WHAT IS EXPECTED:
Output the entries below exactly as written, omitting pictures.

MATERIAL SUPPLIED:
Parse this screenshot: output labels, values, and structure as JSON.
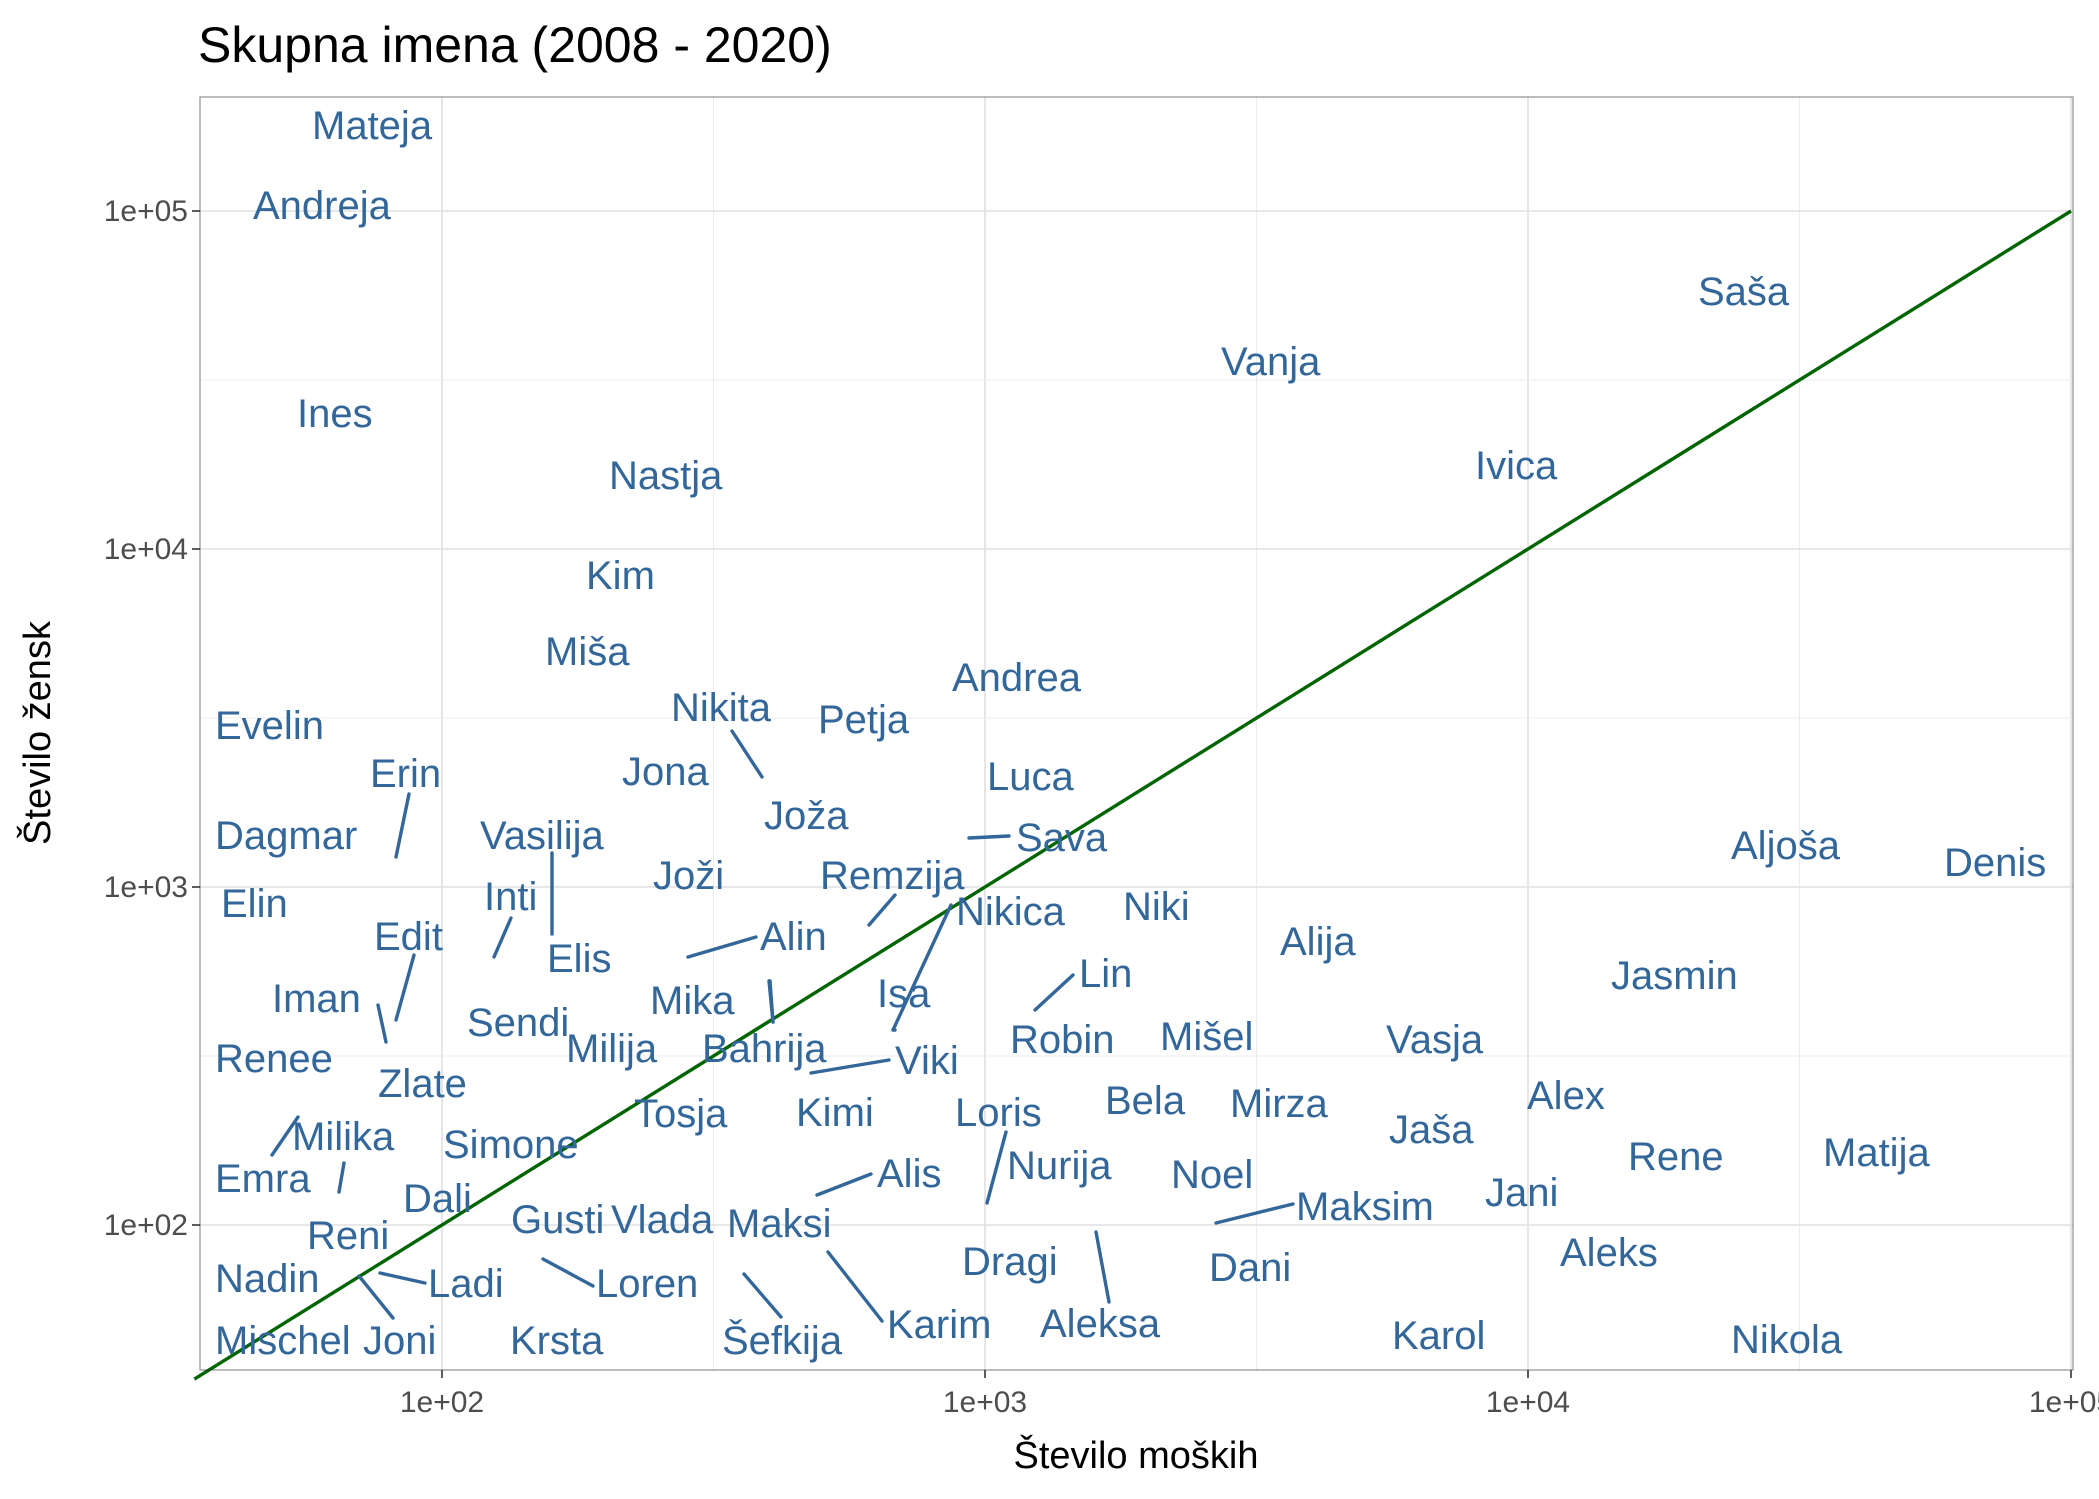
{
  "chart_data": {
    "type": "scatter",
    "title": "Skupna imena (2008 - 2020)",
    "xlabel": "Število moških",
    "ylabel": "Število žensk",
    "x_scale": "log10",
    "y_scale": "log10",
    "xlim": [
      35,
      100000
    ],
    "ylim": [
      40,
      200000
    ],
    "x_ticks": [
      100,
      1000,
      10000,
      100000
    ],
    "x_tick_labels": [
      "1e+02",
      "1e+03",
      "1e+04",
      "1e+05"
    ],
    "y_ticks": [
      100,
      1000,
      10000,
      100000
    ],
    "y_tick_labels": [
      "1e+02",
      "1e+03",
      "1e+04",
      "1e+05"
    ],
    "grid": true,
    "reference_line": {
      "type": "identity",
      "description": "y = x",
      "color": "#006400"
    },
    "label_color": "#33679a",
    "points": [
      {
        "name": "Mateja",
        "x": 80,
        "y": 165000
      },
      {
        "name": "Andreja",
        "x": 45,
        "y": 98000
      },
      {
        "name": "Saša",
        "x": 25000,
        "y": 52000
      },
      {
        "name": "Vanja",
        "x": 2800,
        "y": 32000
      },
      {
        "name": "Ines",
        "x": 56,
        "y": 24000
      },
      {
        "name": "Ivica",
        "x": 9600,
        "y": 16000
      },
      {
        "name": "Nastja",
        "x": 200,
        "y": 15500
      },
      {
        "name": "Kim",
        "x": 175,
        "y": 8000
      },
      {
        "name": "Miša",
        "x": 150,
        "y": 4800
      },
      {
        "name": "Andrea",
        "x": 920,
        "y": 4000
      },
      {
        "name": "Nikita",
        "x": 320,
        "y": 2900
      },
      {
        "name": "Petja",
        "x": 560,
        "y": 2800
      },
      {
        "name": "Evelin",
        "x": 42,
        "y": 2750
      },
      {
        "name": "Erin",
        "x": 82,
        "y": 1900
      },
      {
        "name": "Jona",
        "x": 250,
        "y": 2000
      },
      {
        "name": "Luca",
        "x": 1100,
        "y": 1950
      },
      {
        "name": "Joža",
        "x": 360,
        "y": 2000
      },
      {
        "name": "Dagmar",
        "x": 44,
        "y": 1350
      },
      {
        "name": "Vasilija",
        "x": 135,
        "y": 1250
      },
      {
        "name": "Sava",
        "x": 920,
        "y": 1380
      },
      {
        "name": "Aljoša",
        "x": 30000,
        "y": 1250
      },
      {
        "name": "Denis",
        "x": 95000,
        "y": 1100
      },
      {
        "name": "Joži",
        "x": 270,
        "y": 1000
      },
      {
        "name": "Remzija",
        "x": 620,
        "y": 770
      },
      {
        "name": "Elin",
        "x": 48,
        "y": 900
      },
      {
        "name": "Inti",
        "x": 120,
        "y": 580
      },
      {
        "name": "Nikica",
        "x": 860,
        "y": 900
      },
      {
        "name": "Niki",
        "x": 2000,
        "y": 850
      },
      {
        "name": "Edit",
        "x": 85,
        "y": 400
      },
      {
        "name": "Alin",
        "x": 280,
        "y": 610
      },
      {
        "name": "Elis",
        "x": 140,
        "y": 720
      },
      {
        "name": "Alija",
        "x": 4000,
        "y": 650
      },
      {
        "name": "Lin",
        "x": 1250,
        "y": 420
      },
      {
        "name": "Jasmin",
        "x": 19000,
        "y": 510
      },
      {
        "name": "Iman",
        "x": 78,
        "y": 330
      },
      {
        "name": "Isa",
        "x": 690,
        "y": 360
      },
      {
        "name": "Mika",
        "x": 380,
        "y": 390
      },
      {
        "name": "Sendi",
        "x": 155,
        "y": 400
      },
      {
        "name": "Milija",
        "x": 200,
        "y": 330
      },
      {
        "name": "Bahrija",
        "x": 360,
        "y": 330
      },
      {
        "name": "Viki",
        "x": 470,
        "y": 285
      },
      {
        "name": "Robin",
        "x": 1500,
        "y": 350
      },
      {
        "name": "Mišel",
        "x": 2500,
        "y": 360
      },
      {
        "name": "Vasja",
        "x": 7000,
        "y": 350
      },
      {
        "name": "Renee",
        "x": 45,
        "y": 295
      },
      {
        "name": "Zlate",
        "x": 86,
        "y": 250
      },
      {
        "name": "Bela",
        "x": 2000,
        "y": 210
      },
      {
        "name": "Mirza",
        "x": 3300,
        "y": 205
      },
      {
        "name": "Alex",
        "x": 13000,
        "y": 210
      },
      {
        "name": "Tosja",
        "x": 280,
        "y": 200
      },
      {
        "name": "Kimi",
        "x": 540,
        "y": 200
      },
      {
        "name": "Loris",
        "x": 1060,
        "y": 185
      },
      {
        "name": "Jaša",
        "x": 6500,
        "y": 180
      },
      {
        "name": "Milika",
        "x": 55,
        "y": 205
      },
      {
        "name": "Simone",
        "x": 135,
        "y": 165
      },
      {
        "name": "Rene",
        "x": 19000,
        "y": 150
      },
      {
        "name": "Matija",
        "x": 43000,
        "y": 150
      },
      {
        "name": "Emra",
        "x": 55,
        "y": 120
      },
      {
        "name": "Nurija",
        "x": 1050,
        "y": 115
      },
      {
        "name": "Alis",
        "x": 480,
        "y": 120
      },
      {
        "name": "Noel",
        "x": 2300,
        "y": 130
      },
      {
        "name": "Jani",
        "x": 10500,
        "y": 120
      },
      {
        "name": "Dali",
        "x": 100,
        "y": 110
      },
      {
        "name": "Maksim",
        "x": 2800,
        "y": 100
      },
      {
        "name": "Gusti",
        "x": 190,
        "y": 100
      },
      {
        "name": "Vlada",
        "x": 270,
        "y": 100
      },
      {
        "name": "Maksi",
        "x": 420,
        "y": 95
      },
      {
        "name": "Reni",
        "x": 68,
        "y": 90
      },
      {
        "name": "Aleks",
        "x": 16000,
        "y": 80
      },
      {
        "name": "Dragi",
        "x": 1130,
        "y": 78
      },
      {
        "name": "Dani",
        "x": 3100,
        "y": 75
      },
      {
        "name": "Nadin",
        "x": 46,
        "y": 70
      },
      {
        "name": "Ladi",
        "x": 75,
        "y": 72
      },
      {
        "name": "Loren",
        "x": 165,
        "y": 79
      },
      {
        "name": "Karim",
        "x": 740,
        "y": 53
      },
      {
        "name": "Aleksa",
        "x": 1650,
        "y": 97
      },
      {
        "name": "Mischel",
        "x": 44,
        "y": 48
      },
      {
        "name": "Joni",
        "x": 67,
        "y": 72
      },
      {
        "name": "Krsta",
        "x": 165,
        "y": 48
      },
      {
        "name": "Šefkija",
        "x": 420,
        "y": 73
      },
      {
        "name": "Karol",
        "x": 7000,
        "y": 48
      },
      {
        "name": "Nikola",
        "x": 32000,
        "y": 47
      }
    ]
  }
}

ANSWER TO THE PROBLEM:
Parse this screenshot: output labels, values, and structure as JSON.
{
  "chart_data": {
    "type": "scatter",
    "title": "Skupna imena (2008 - 2020)",
    "xlabel": "Število moških",
    "ylabel": "Število žensk",
    "x_scale": "log10",
    "y_scale": "log10",
    "xlim": [
      35,
      100000
    ],
    "ylim": [
      40,
      200000
    ],
    "x_ticks": [
      100,
      1000,
      10000,
      100000
    ],
    "x_tick_labels": [
      "1e+02",
      "1e+03",
      "1e+04",
      "1e+05"
    ],
    "y_ticks": [
      100,
      1000,
      10000,
      100000
    ],
    "y_tick_labels": [
      "1e+02",
      "1e+03",
      "1e+04",
      "1e+05"
    ],
    "grid": true,
    "reference_line": {
      "type": "identity",
      "description": "y = x",
      "color": "#006400"
    },
    "label_color": "#33679a",
    "points": [
      {
        "name": "Mateja",
        "x": 80,
        "y": 165000
      },
      {
        "name": "Andreja",
        "x": 45,
        "y": 98000
      },
      {
        "name": "Saša",
        "x": 25000,
        "y": 52000
      },
      {
        "name": "Vanja",
        "x": 2800,
        "y": 32000
      },
      {
        "name": "Ines",
        "x": 56,
        "y": 24000
      },
      {
        "name": "Ivica",
        "x": 9600,
        "y": 16000
      },
      {
        "name": "Nastja",
        "x": 200,
        "y": 15500
      },
      {
        "name": "Kim",
        "x": 175,
        "y": 8000
      },
      {
        "name": "Miša",
        "x": 150,
        "y": 4800
      },
      {
        "name": "Andrea",
        "x": 920,
        "y": 4000
      },
      {
        "name": "Nikita",
        "x": 320,
        "y": 2900
      },
      {
        "name": "Petja",
        "x": 560,
        "y": 2800
      },
      {
        "name": "Evelin",
        "x": 42,
        "y": 2750
      },
      {
        "name": "Erin",
        "x": 82,
        "y": 1900
      },
      {
        "name": "Jona",
        "x": 250,
        "y": 2000
      },
      {
        "name": "Luca",
        "x": 1100,
        "y": 1950
      },
      {
        "name": "Joža",
        "x": 360,
        "y": 2000
      },
      {
        "name": "Dagmar",
        "x": 44,
        "y": 1350
      },
      {
        "name": "Vasilija",
        "x": 135,
        "y": 1250
      },
      {
        "name": "Sava",
        "x": 920,
        "y": 1380
      },
      {
        "name": "Aljoša",
        "x": 30000,
        "y": 1250
      },
      {
        "name": "Denis",
        "x": 95000,
        "y": 1100
      },
      {
        "name": "Joži",
        "x": 270,
        "y": 1000
      },
      {
        "name": "Remzija",
        "x": 620,
        "y": 770
      },
      {
        "name": "Elin",
        "x": 48,
        "y": 900
      },
      {
        "name": "Inti",
        "x": 120,
        "y": 580
      },
      {
        "name": "Nikica",
        "x": 860,
        "y": 900
      },
      {
        "name": "Niki",
        "x": 2000,
        "y": 850
      },
      {
        "name": "Edit",
        "x": 85,
        "y": 400
      },
      {
        "name": "Alin",
        "x": 280,
        "y": 610
      },
      {
        "name": "Elis",
        "x": 140,
        "y": 720
      },
      {
        "name": "Alija",
        "x": 4000,
        "y": 650
      },
      {
        "name": "Lin",
        "x": 1250,
        "y": 420
      },
      {
        "name": "Jasmin",
        "x": 19000,
        "y": 510
      },
      {
        "name": "Iman",
        "x": 78,
        "y": 330
      },
      {
        "name": "Isa",
        "x": 690,
        "y": 360
      },
      {
        "name": "Mika",
        "x": 380,
        "y": 390
      },
      {
        "name": "Sendi",
        "x": 155,
        "y": 400
      },
      {
        "name": "Milija",
        "x": 200,
        "y": 330
      },
      {
        "name": "Bahrija",
        "x": 360,
        "y": 330
      },
      {
        "name": "Viki",
        "x": 470,
        "y": 285
      },
      {
        "name": "Robin",
        "x": 1500,
        "y": 350
      },
      {
        "name": "Mišel",
        "x": 2500,
        "y": 360
      },
      {
        "name": "Vasja",
        "x": 7000,
        "y": 350
      },
      {
        "name": "Renee",
        "x": 45,
        "y": 295
      },
      {
        "name": "Zlate",
        "x": 86,
        "y": 250
      },
      {
        "name": "Bela",
        "x": 2000,
        "y": 210
      },
      {
        "name": "Mirza",
        "x": 3300,
        "y": 205
      },
      {
        "name": "Alex",
        "x": 13000,
        "y": 210
      },
      {
        "name": "Tosja",
        "x": 280,
        "y": 200
      },
      {
        "name": "Kimi",
        "x": 540,
        "y": 200
      },
      {
        "name": "Loris",
        "x": 1060,
        "y": 185
      },
      {
        "name": "Jaša",
        "x": 6500,
        "y": 180
      },
      {
        "name": "Milika",
        "x": 55,
        "y": 205
      },
      {
        "name": "Simone",
        "x": 135,
        "y": 165
      },
      {
        "name": "Rene",
        "x": 19000,
        "y": 150
      },
      {
        "name": "Matija",
        "x": 43000,
        "y": 150
      },
      {
        "name": "Emra",
        "x": 55,
        "y": 120
      },
      {
        "name": "Nurija",
        "x": 1050,
        "y": 115
      },
      {
        "name": "Alis",
        "x": 480,
        "y": 120
      },
      {
        "name": "Noel",
        "x": 2300,
        "y": 130
      },
      {
        "name": "Jani",
        "x": 10500,
        "y": 120
      },
      {
        "name": "Dali",
        "x": 100,
        "y": 110
      },
      {
        "name": "Maksim",
        "x": 2800,
        "y": 100
      },
      {
        "name": "Gusti",
        "x": 190,
        "y": 100
      },
      {
        "name": "Vlada",
        "x": 270,
        "y": 100
      },
      {
        "name": "Maksi",
        "x": 420,
        "y": 95
      },
      {
        "name": "Reni",
        "x": 68,
        "y": 90
      },
      {
        "name": "Aleks",
        "x": 16000,
        "y": 80
      },
      {
        "name": "Dragi",
        "x": 1130,
        "y": 78
      },
      {
        "name": "Dani",
        "x": 3100,
        "y": 75
      },
      {
        "name": "Nadin",
        "x": 46,
        "y": 70
      },
      {
        "name": "Ladi",
        "x": 75,
        "y": 72
      },
      {
        "name": "Loren",
        "x": 165,
        "y": 79
      },
      {
        "name": "Karim",
        "x": 740,
        "y": 53
      },
      {
        "name": "Aleksa",
        "x": 1650,
        "y": 97
      },
      {
        "name": "Mischel",
        "x": 44,
        "y": 48
      },
      {
        "name": "Joni",
        "x": 67,
        "y": 72
      },
      {
        "name": "Krsta",
        "x": 165,
        "y": 48
      },
      {
        "name": "Šefkija",
        "x": 420,
        "y": 73
      },
      {
        "name": "Karol",
        "x": 7000,
        "y": 48
      },
      {
        "name": "Nikola",
        "x": 32000,
        "y": 47
      }
    ]
  }
}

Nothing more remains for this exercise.